Pennsylvania State Police, Bureau of Liquor Control Enforcement v. Goodfellas, Inc.

OPINION BY

Senior Judge MIRARCHI.

Goodfellas, Inc., t/a Goodfellas (Licensee) appeals from the order of the Court of Common Pleas of Schuylkill County (trial court) that denied Licensee’s appeal from the decision of the Pennsylvania Liquor Control Board (Board) imposing a fine and license suspension upon Licensee for several violations of the Liquor Code1 occurring on various dates. We affirm.

Licensee is a holder of a restaurant liquor license and amusement permit issued by the Board. On September 7, 2001, the State Police issued to Licensee a two-count citation pursuant to Section 471 of the Liquor Code, 47 P.S. § 4-471. The first count charged that Licensee violated Section 493(1) of the Liquor Code, 47 P.S. § 4-493(1), on July 12, 2001, by selling, furnishing, and/or giving, or permitting such sale, furnishing, or giving, of alcoholic beverages to a visibly intoxicated patron. The second count charged that Licensee violated the Board’s regulations at 40 Pa. Code § 5.32(a) on June 24, 2001 and July 13, 2001, by permitting the use of a loudspeaker or similar device on the outside of its licensed premises, whereby “the sound of music” or other entertainment, or the advertisement thereof, could be heard outside of the premises.

The State Police issued a second citation to Licensee on September 18, 2001, charging that on August 12, 2002, Licensee violated Section 5.32(a) of the Board’s regulations by permitting the use of a loudspeaker or similar device on the outside of its licensed premises, whereby “the sound of music” or other entertainment, or *870the advertisement thereof, could be heard outside of the premises.

A hearing was held on both citations before an Administrative Law Judge (ALJ) pursuant to Section 471 of the Liquor Code. The ALJ sustained the citations, ordered Licensee to pay a fine of $1200, and imposed a one-day license suspension. The Board affirmed, and Licensee filed a timely appeal with the trial court, which convened a hearing de novo.

At the hearing, Officer Christopher Keisling, a liquor control enforcement officer with the State Police, testified that on July 12, 2001, he witnessed a patron at Licensee’s establishment use slurred speech, fall off his barstool, and stagger when he walked. He thereafter observed the bartender serve this individual two light beers and a “shot” of whiskey. In rebuttal, Licensee offered the testimony of the bartender, Meredith Hannan, who testified that she had been trained in the safe serving of alcohol, that she did not observe the patron she served to be visibly intoxicated, and that, in fact, this patron is slower witted than most people, with a voice that could be- mistaken for slurred speech, and has an unusual gait. The trial judge determined that the testimony of Officer Keisling was more credible than that of Ms. Hannan. He noted that Officer Keisling had been trained to be an impartial observer when recognizing intoxicated persons, and he further noted that Ms. Hannan, as an employee of Licensee, was not impartial.

■ Given records ■
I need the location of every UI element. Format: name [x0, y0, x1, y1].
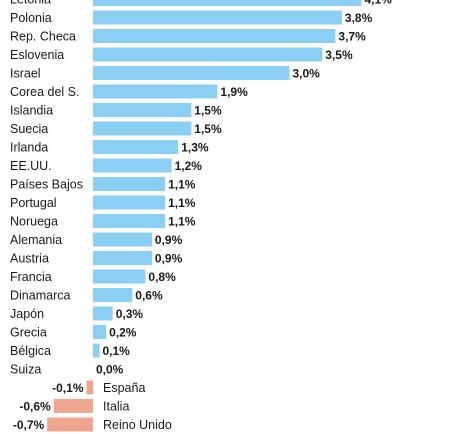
category-label: Portugal: [10, 196, 57, 210]
bar: [86, 380, 94, 395]
bar: [93, 29, 336, 43]
bar-row: Bélgica 0,1%: [10, 343, 131, 358]
value-label: 1,2%: [175, 159, 203, 173]
category-label: Letonia: [10, 0, 51, 7]
value-label: 0,9%: [155, 233, 183, 247]
bar-row: Rep. Checa 3,7%: [10, 29, 366, 44]
bar: [93, 195, 166, 210]
value-label: -0,7%: [13, 418, 45, 432]
category-label: Japón: [10, 307, 44, 321]
bar-row: Grecia 0,2%: [10, 325, 137, 340]
value-label: 4,1%: [365, 0, 393, 7]
bar-row: Japón 0,3%: [10, 306, 144, 321]
bar-row: EE.UU. 1,2%: [10, 158, 203, 173]
bar: [93, 66, 290, 80]
bar: [93, 103, 192, 117]
bar: [93, 214, 166, 228]
value-label: 1,1%: [168, 178, 196, 192]
bar-row: Islandia 1,5%: [10, 103, 222, 118]
value-label: 0,6%: [135, 289, 163, 303]
value-label: -0,1%: [52, 381, 84, 395]
value-label: 1,1%: [168, 215, 196, 229]
value-label: 1,3%: [181, 141, 209, 155]
bar-row: Corea del S. 1,9%: [10, 84, 248, 99]
bar-row: Italia -0,6%: [19, 399, 129, 414]
bar-row: Letonia 4,1%: [10, 0, 392, 7]
bar-row: Suiza 0,0%: [10, 363, 124, 377]
category-label: Polonia: [10, 11, 52, 25]
bar-row: Austria 0,9%: [10, 251, 183, 266]
category-label: Irlanda: [10, 141, 48, 155]
value-label: 0,8%: [148, 270, 176, 284]
category-label: Grecia: [10, 326, 47, 340]
value-label: 1,5%: [194, 122, 222, 136]
bar: [93, 0, 362, 6]
category-label: Italia: [103, 400, 129, 414]
bar: [93, 177, 166, 191]
category-label: Suecia: [10, 122, 48, 136]
bar-row: Israel 3,0%: [10, 66, 320, 81]
value-label: 3,5%: [325, 48, 353, 62]
category-label: Países Bajos: [10, 178, 83, 192]
bar-row: Dinamarca 0,6%: [10, 288, 163, 303]
bar: [93, 47, 323, 62]
bar: [93, 251, 152, 265]
value-label: 3,7%: [338, 30, 366, 44]
bar: [93, 288, 133, 302]
bar-row: Suecia 1,5%: [10, 121, 222, 136]
bar-row: Reino Unido -0,7%: [13, 417, 172, 432]
category-label: Rep. Checa: [10, 30, 76, 44]
category-label: Islandia: [10, 104, 53, 118]
value-label: 3,8%: [345, 11, 373, 25]
value-label: 1,9%: [220, 85, 248, 99]
value-label: 0,0%: [96, 363, 124, 377]
category-label: Reino Unido: [103, 418, 172, 432]
bar: [93, 232, 152, 247]
category-label: Eslovenia: [10, 48, 64, 62]
value-label: 3,0%: [293, 67, 321, 81]
bar-row: Francia 0,8%: [10, 269, 176, 284]
category-label: Austria: [10, 252, 49, 266]
category-label: Francia: [10, 270, 52, 284]
value-label: 1,5%: [194, 104, 222, 118]
bar-row: Irlanda 1,3%: [10, 140, 209, 155]
bar: [93, 140, 179, 154]
category-label: Bélgica: [10, 344, 51, 358]
bar: [93, 306, 113, 321]
bar: [93, 343, 100, 358]
bar-row: Países Bajos 1,1%: [10, 177, 196, 192]
bar-row: Polonia 3,8%: [10, 10, 373, 25]
category-label: España: [103, 381, 145, 395]
bar: [93, 158, 172, 173]
value-label: 0,3%: [116, 307, 144, 321]
category-label: Alemania: [10, 233, 62, 247]
value-label: 0,2%: [109, 326, 137, 340]
bar-row: Noruega 1,1%: [10, 214, 196, 229]
bar: [47, 417, 93, 432]
value-label: -0,6%: [19, 400, 51, 414]
category-label: Dinamarca: [10, 289, 70, 303]
category-label: Suiza: [10, 363, 41, 377]
bar: [93, 269, 146, 284]
bar: [93, 10, 342, 25]
bar: [93, 121, 192, 136]
value-label: 0,1%: [103, 344, 131, 358]
category-label: Noruega: [10, 215, 58, 229]
category-label: Corea del S.: [10, 85, 79, 99]
bar-row: Alemania 0,9%: [10, 232, 183, 247]
bar: [93, 84, 218, 99]
category-label: Israel: [10, 67, 41, 81]
bar-row: Portugal 1,1%: [10, 195, 196, 210]
bar-row: Eslovenia 3,5%: [10, 47, 353, 62]
value-label: 0,9%: [155, 252, 183, 266]
bar: [93, 325, 107, 339]
category-label: EE.UU.: [10, 159, 52, 173]
bar-row: España -0,1%: [52, 380, 145, 395]
value-label: 1,1%: [168, 196, 196, 210]
bar: [53, 399, 93, 413]
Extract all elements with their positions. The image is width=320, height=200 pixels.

■ Problems and tasks ■
- A) Echo the listing, starting with the line that contains "category-label: Portugal: [10, 196, 57, 210]" and going on through the line that contains "category-label: Grecia: [10, 326, 47, 340]".
- B) Can you carry on the court opinion on the Goodfellas liquor license appeal from where it stops?
The court opinion and the listing have nothing to do with each other.

■ Answers for the exercise ■
- A)
category-label: Portugal: [10, 196, 57, 210]
bar: [86, 380, 94, 395]
bar: [93, 29, 336, 43]
bar-row: Bélgica 0,1%: [10, 343, 131, 358]
value-label: 1,2%: [175, 159, 203, 173]
category-label: Letonia: [10, 0, 51, 7]
value-label: 0,9%: [155, 233, 183, 247]
bar-row: Rep. Checa 3,7%: [10, 29, 366, 44]
bar: [93, 195, 166, 210]
value-label: -0,7%: [13, 418, 45, 432]
category-label: Japón: [10, 307, 44, 321]
bar-row: Grecia 0,2%: [10, 325, 137, 340]
value-label: 4,1%: [365, 0, 393, 7]
bar-row: Japón 0,3%: [10, 306, 144, 321]
bar-row: EE.UU. 1,2%: [10, 158, 203, 173]
bar: [93, 66, 290, 80]
bar: [93, 103, 192, 117]
bar: [93, 214, 166, 228]
value-label: 1,1%: [168, 178, 196, 192]
bar-row: Islandia 1,5%: [10, 103, 222, 118]
value-label: 0,6%: [135, 289, 163, 303]
value-label: -0,1%: [52, 381, 84, 395]
value-label: 1,1%: [168, 215, 196, 229]
value-label: 1,3%: [181, 141, 209, 155]
bar-row: Corea del S. 1,9%: [10, 84, 248, 99]
bar-row: Italia -0,6%: [19, 399, 129, 414]
bar-row: Letonia 4,1%: [10, 0, 392, 7]
bar-row: Suiza 0,0%: [10, 363, 124, 377]
category-label: Polonia: [10, 11, 52, 25]
bar-row: Austria 0,9%: [10, 251, 183, 266]
category-label: Irlanda: [10, 141, 48, 155]
value-label: 0,8%: [148, 270, 176, 284]
category-label: Grecia: [10, 326, 47, 340]

- B)
Officer Keisling also testified that on June 24, 2001, he visited Licensee’s premises to investigate a noise complaint. He observed a rock band playing outside of Licensee’s premises, the source of the noise, and also individuals on Licensee’s premises collecting a cover charge. Although the band was not on Licensee’s premises, it faced a temporary extension of Licensee’s premises that had been granted by the Board. Consequently, the band also faced and played to Licensee’s patrons. The band consisted of a lead singer, a guitar player, a bass guitar player, and a drummer, and its music was conveyed through electric amplifiers. Officer Keisling testified that he could hear the band’s music 400 yards north of Licensee’s premises and 300 yards south of them.

Officer Keisling further testified that on July 13, 2001, he again visited Licensee’s premises and noticed a rock band performing on the same area as the previous band, outside of but adjacent to Licensee’s extended premises. Officer Keisling testified that he asked the person collecting money at Licensee’s premises whether he could go into the bar, but not the extended area, without paying a cover charge. He was told that he could not. At approximately 10:45 p.m. that evening, Officer Keisling conducted a sound check of the area and determined that the band’s music could be heard 400 yards north and 300 yards south of Licensee’s premises.

Officer Keith Knock, a liquor control enforcement officer with the State Police, testified that on August 12, 2001, he visited Licensee’s premises to investigate a complaint of loud noise coming from the area of Licensee’s premises. Officer Knock observed a rock band performing with amplified music at the area adjacent to Licensee’s premises and also noticed a sign on Licensee’s premises advertising such bands. When Officer Knock attempted to enter Licensee’s bar, he was stopped by a staff person collecting money at the outside of the extended premises. This person informed Officer Knock that he could not enter the bar without paying a cover charge.

Also introduced into evidence was Licensee’s February 20, 2001 application to the Board for a temporary extension of its *871licensed premises. The diagram attached to the application designated the area adjacent to the proposed extended licensed area as “Unlicensed Area — Band or Disc Jockey.”

Based upon the above evidence, the trial court found that Licensee had violated Section 493(1) of the Liquor Code and Section 5.32(a) of the Board’s regulations, and imposed a one-day suspension for Licensee’s violation of Section 493(1), and a collective fine of $1200 for the three violations of Section 5.32(a). This appeal followed. This Court’s scope of review on appeal is limited to determining whether the trial court, in its de novo review, abused its discretion or committed an error of law. Pennsylvania State Police, Bureau of Liquor Control Enforcement v. Wilner, 687 A.2d 1216 (Pa.Cmwlth.1997).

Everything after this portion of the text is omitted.